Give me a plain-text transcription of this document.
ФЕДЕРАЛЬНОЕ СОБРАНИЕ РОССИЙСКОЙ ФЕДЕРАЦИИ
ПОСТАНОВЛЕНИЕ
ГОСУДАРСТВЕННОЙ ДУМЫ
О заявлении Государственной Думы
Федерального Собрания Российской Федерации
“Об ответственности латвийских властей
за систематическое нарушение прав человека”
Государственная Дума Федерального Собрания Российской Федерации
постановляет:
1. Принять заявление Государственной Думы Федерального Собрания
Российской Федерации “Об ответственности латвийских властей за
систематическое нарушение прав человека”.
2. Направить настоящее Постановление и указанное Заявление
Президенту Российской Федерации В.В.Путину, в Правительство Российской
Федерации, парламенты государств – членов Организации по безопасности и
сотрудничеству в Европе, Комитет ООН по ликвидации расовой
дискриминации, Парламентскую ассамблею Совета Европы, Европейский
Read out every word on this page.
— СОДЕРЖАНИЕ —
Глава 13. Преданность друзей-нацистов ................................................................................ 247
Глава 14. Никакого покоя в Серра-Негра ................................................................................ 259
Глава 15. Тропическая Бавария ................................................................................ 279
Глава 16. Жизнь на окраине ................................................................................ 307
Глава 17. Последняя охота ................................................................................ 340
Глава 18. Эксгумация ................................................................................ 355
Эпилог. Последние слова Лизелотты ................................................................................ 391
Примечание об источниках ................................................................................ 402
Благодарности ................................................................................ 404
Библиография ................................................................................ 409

—————

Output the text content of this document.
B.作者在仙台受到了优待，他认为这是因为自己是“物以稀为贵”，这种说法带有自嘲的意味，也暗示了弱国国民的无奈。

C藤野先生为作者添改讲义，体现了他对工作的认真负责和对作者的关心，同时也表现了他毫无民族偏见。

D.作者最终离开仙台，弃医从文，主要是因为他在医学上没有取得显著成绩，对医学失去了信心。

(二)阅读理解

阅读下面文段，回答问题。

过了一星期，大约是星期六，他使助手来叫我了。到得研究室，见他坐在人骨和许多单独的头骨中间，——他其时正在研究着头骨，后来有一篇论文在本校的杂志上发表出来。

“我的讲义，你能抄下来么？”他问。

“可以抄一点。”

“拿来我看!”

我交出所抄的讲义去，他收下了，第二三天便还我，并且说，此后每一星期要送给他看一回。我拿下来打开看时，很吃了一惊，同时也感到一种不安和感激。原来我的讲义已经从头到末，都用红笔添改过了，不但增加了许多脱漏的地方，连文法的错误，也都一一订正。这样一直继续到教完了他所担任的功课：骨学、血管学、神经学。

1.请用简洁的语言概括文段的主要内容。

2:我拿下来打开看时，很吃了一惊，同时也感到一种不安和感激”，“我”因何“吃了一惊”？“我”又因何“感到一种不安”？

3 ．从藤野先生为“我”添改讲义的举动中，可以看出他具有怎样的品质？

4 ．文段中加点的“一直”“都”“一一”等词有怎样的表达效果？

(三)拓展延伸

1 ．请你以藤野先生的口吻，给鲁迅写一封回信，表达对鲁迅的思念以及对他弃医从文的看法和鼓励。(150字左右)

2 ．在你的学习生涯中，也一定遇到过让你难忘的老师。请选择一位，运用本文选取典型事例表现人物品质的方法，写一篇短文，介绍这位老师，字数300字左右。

—————

What the task requires: From the data, list each line in which the string "систематическое" appears.

Solution to this problem:
за систематическое нарушение прав человека”
систематическое нарушение прав человека”.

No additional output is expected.